An exact copy of all the data is required, with pictures left out.
+ + + + +
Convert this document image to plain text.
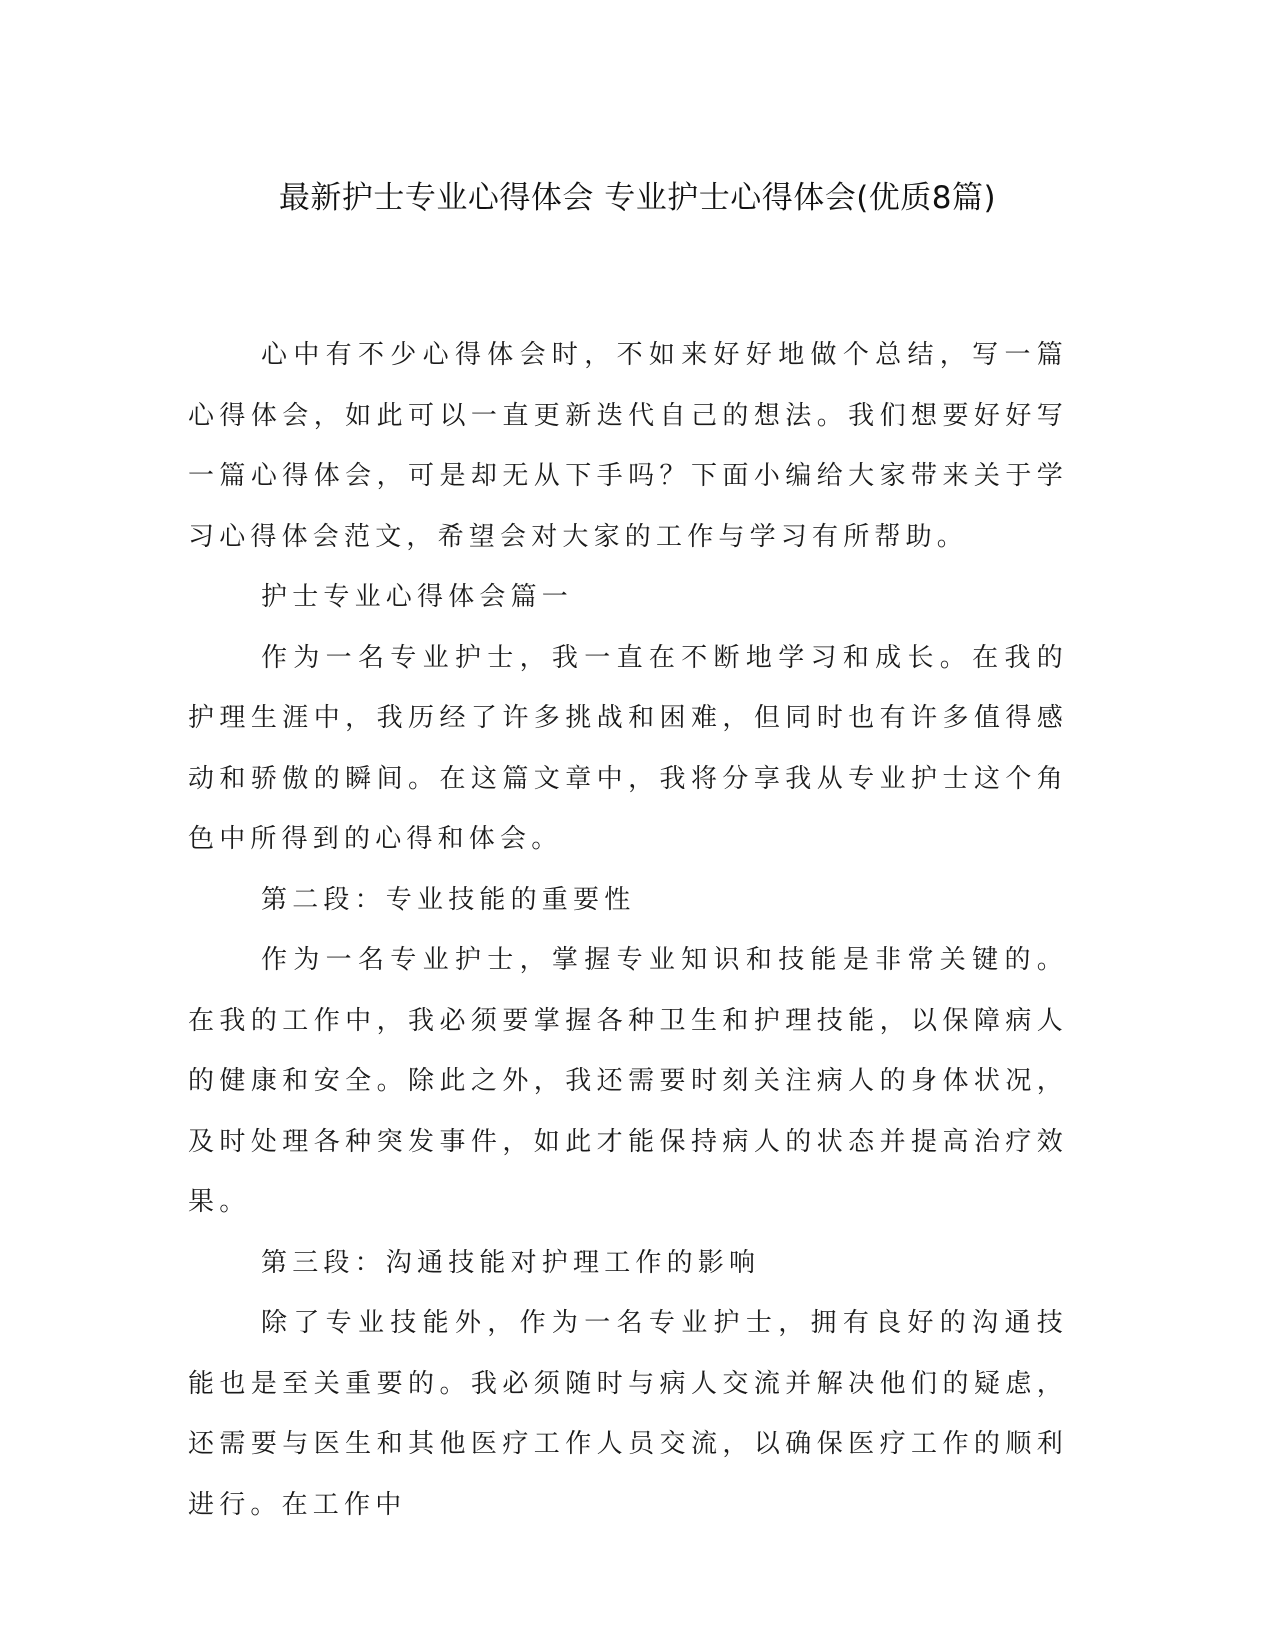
最新护士专业心得体会 专业护士心得体会(优质8篇)

心中有不少心得体会时，不如来好好地做个总结，写一篇心得体会，如此可以一直更新迭代自己的想法。我们想要好好写一篇心得体会，可是却无从下手吗？下面小编给大家带来关于学习心得体会范文，希望会对大家的工作与学习有所帮助。

护士专业心得体会篇一

作为一名专业护士，我一直在不断地学习和成长。在我的护理生涯中，我历经了许多挑战和困难，但同时也有许多值得感动和骄傲的瞬间。在这篇文章中，我将分享我从专业护士这个角色中所得到的心得和体会。

第二段：专业技能的重要性

作为一名专业护士，掌握专业知识和技能是非常关键的。在我的工作中，我必须要掌握各种卫生和护理技能，以保障病人的健康和安全。除此之外，我还需要时刻关注病人的身体状况，及时处理各种突发事件，如此才能保持病人的状态并提高治疗效果。

第三段：沟通技能对护理工作的影响

除了专业技能外，作为一名专业护士，拥有良好的沟通技能也是至关重要的。我必须随时与病人交流并解决他们的疑虑，还需要与医生和其他医疗工作人员交流，以确保医疗工作的顺利进行。在工作中
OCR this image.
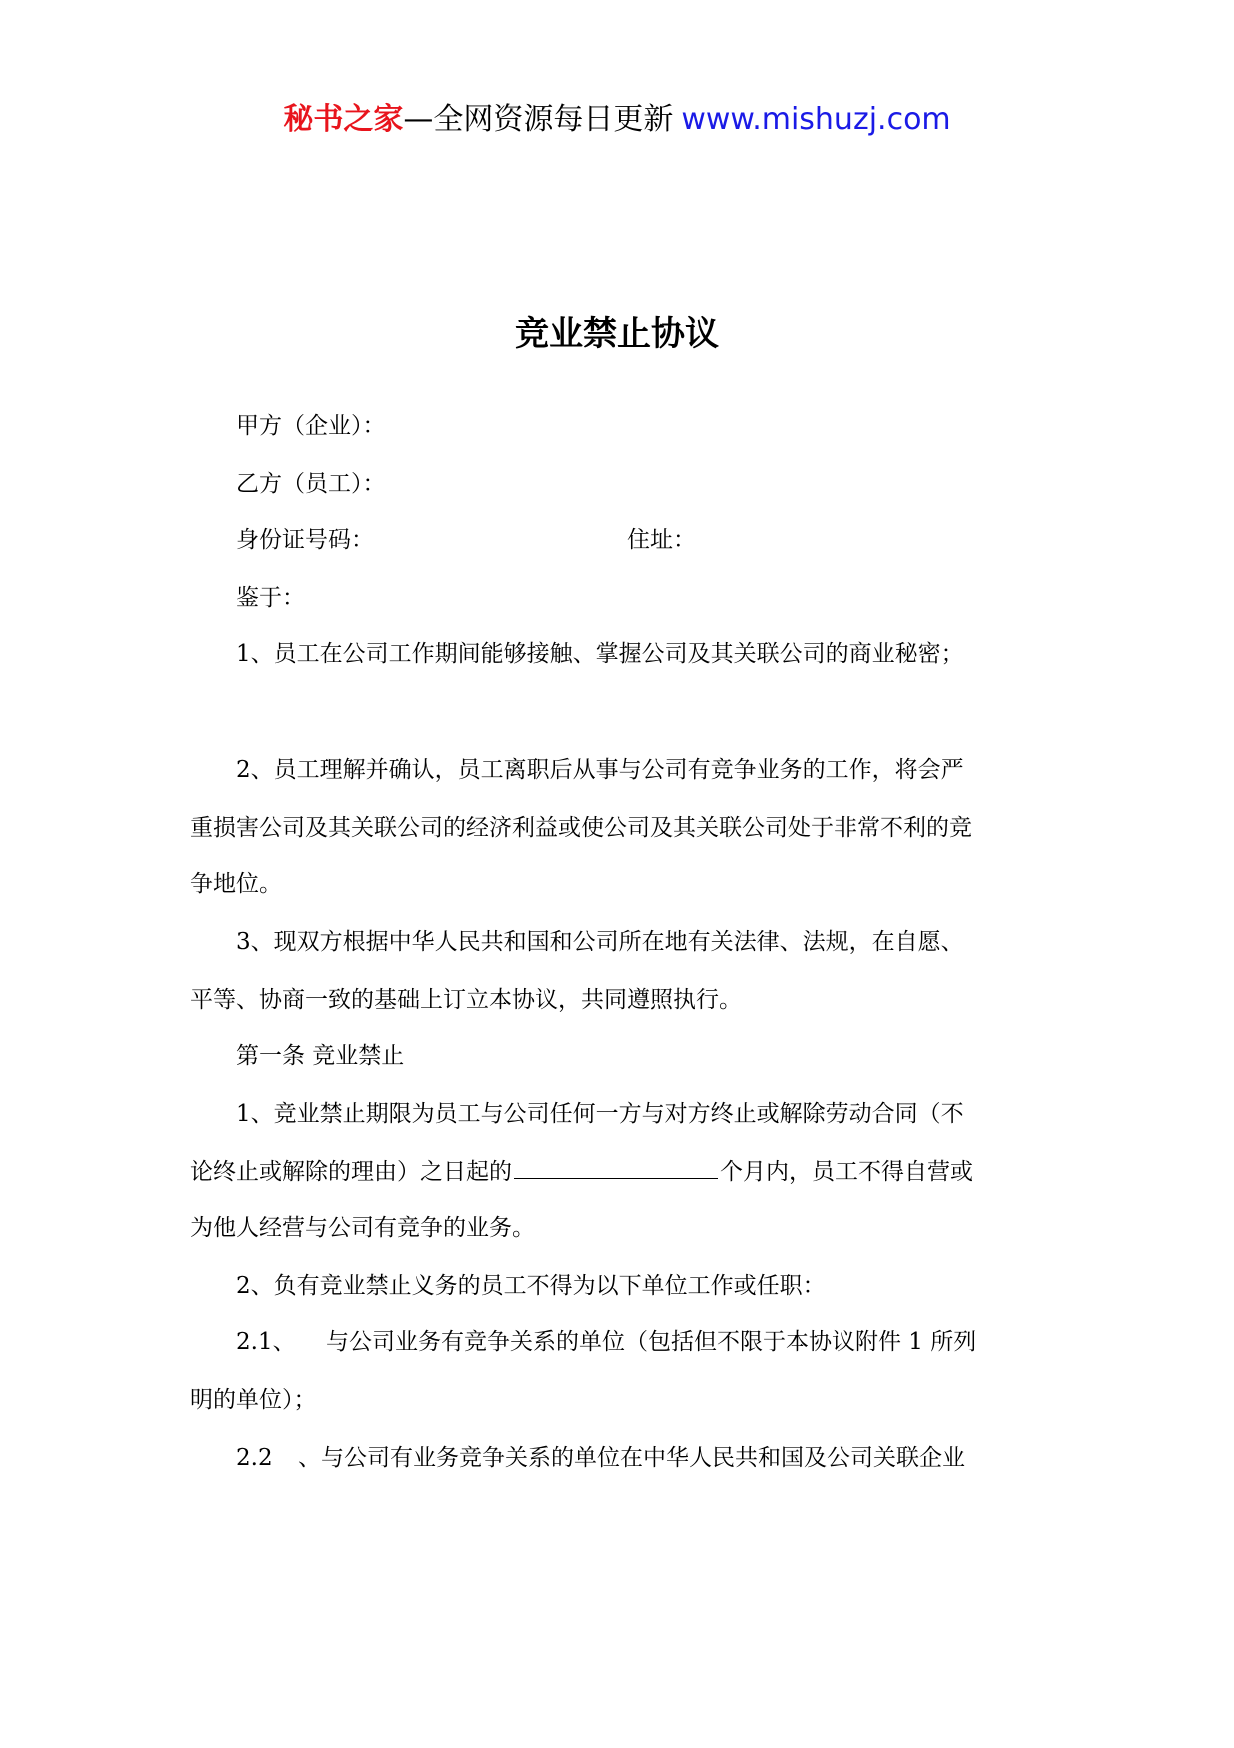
秘书之家—全网资源每日更新 www.mishuzj.com
竞业禁止协议
甲方（企业）：
乙方（员工）：
身份证号码：	住址：
鉴于：
1、员工在公司工作期间能够接触、掌握公司及其关联公司的商业秘密；
2、员工理解并确认，员工离职后从事与公司有竞争业务的工作，将会严
重损害公司及其关联公司的经济利益或使公司及其关联公司处于非常不利的竞
争地位。
3、现双方根据中华人民共和国和公司所在地有关法律、法规，在自愿、
平等、协商一致的基础上订立本协议，共同遵照执行。
第一条 竞业禁止
1、竞业禁止期限为员工与公司任何一方与对方终止或解除劳动合同（不
论终止或解除的理由）之日起的	个月内，员工不得自营或
为他人经营与公司有竞争的业务。
2、负有竞业禁止义务的员工不得为以下单位工作或任职：
2.1、 与公司业务有竞争关系的单位（包括但不限于本协议附件 1 所列
明的单位）；
2.2 、与公司有业务竞争关系的单位在中华人民共和国及公司关联企业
+ + + + +
-- Final answer --
Convert this document image to plain text.
最新护士专业心得体会 专业护士心得体会(优质8篇)

心中有不少心得体会时，不如来好好地做个总结，写一篇心得体会，如此可以一直更新迭代自己的想法。我们想要好好写一篇心得体会，可是却无从下手吗？下面小编给大家带来关于学习心得体会范文，希望会对大家的工作与学习有所帮助。

护士专业心得体会篇一

作为一名专业护士，我一直在不断地学习和成长。在我的护理生涯中，我历经了许多挑战和困难，但同时也有许多值得感动和骄傲的瞬间。在这篇文章中，我将分享我从专业护士这个角色中所得到的心得和体会。

第二段：专业技能的重要性

作为一名专业护士，掌握专业知识和技能是非常关键的。在我的工作中，我必须要掌握各种卫生和护理技能，以保障病人的健康和安全。除此之外，我还需要时刻关注病人的身体状况，及时处理各种突发事件，如此才能保持病人的状态并提高治疗效果。

第三段：沟通技能对护理工作的影响

除了专业技能外，作为一名专业护士，拥有良好的沟通技能也是至关重要的。我必须随时与病人交流并解决他们的疑虑，还需要与医生和其他医疗工作人员交流，以确保医疗工作的顺利进行。在工作中
OCR this image.
秘书之家—全网资源每日更新 www.mishuzj.com
竞业禁止协议
甲方（企业）：
乙方（员工）：
身份证号码：	住址：
鉴于：
1、员工在公司工作期间能够接触、掌握公司及其关联公司的商业秘密；
2、员工理解并确认，员工离职后从事与公司有竞争业务的工作，将会严
重损害公司及其关联公司的经济利益或使公司及其关联公司处于非常不利的竞
争地位。
3、现双方根据中华人民共和国和公司所在地有关法律、法规，在自愿、
平等、协商一致的基础上订立本协议，共同遵照执行。
第一条 竞业禁止
1、竞业禁止期限为员工与公司任何一方与对方终止或解除劳动合同（不
论终止或解除的理由）之日起的	个月内，员工不得自营或
为他人经营与公司有竞争的业务。
2、负有竞业禁止义务的员工不得为以下单位工作或任职：
2.1、 与公司业务有竞争关系的单位（包括但不限于本协议附件 1 所列
明的单位）；
2.2 、与公司有业务竞争关系的单位在中华人民共和国及公司关联企业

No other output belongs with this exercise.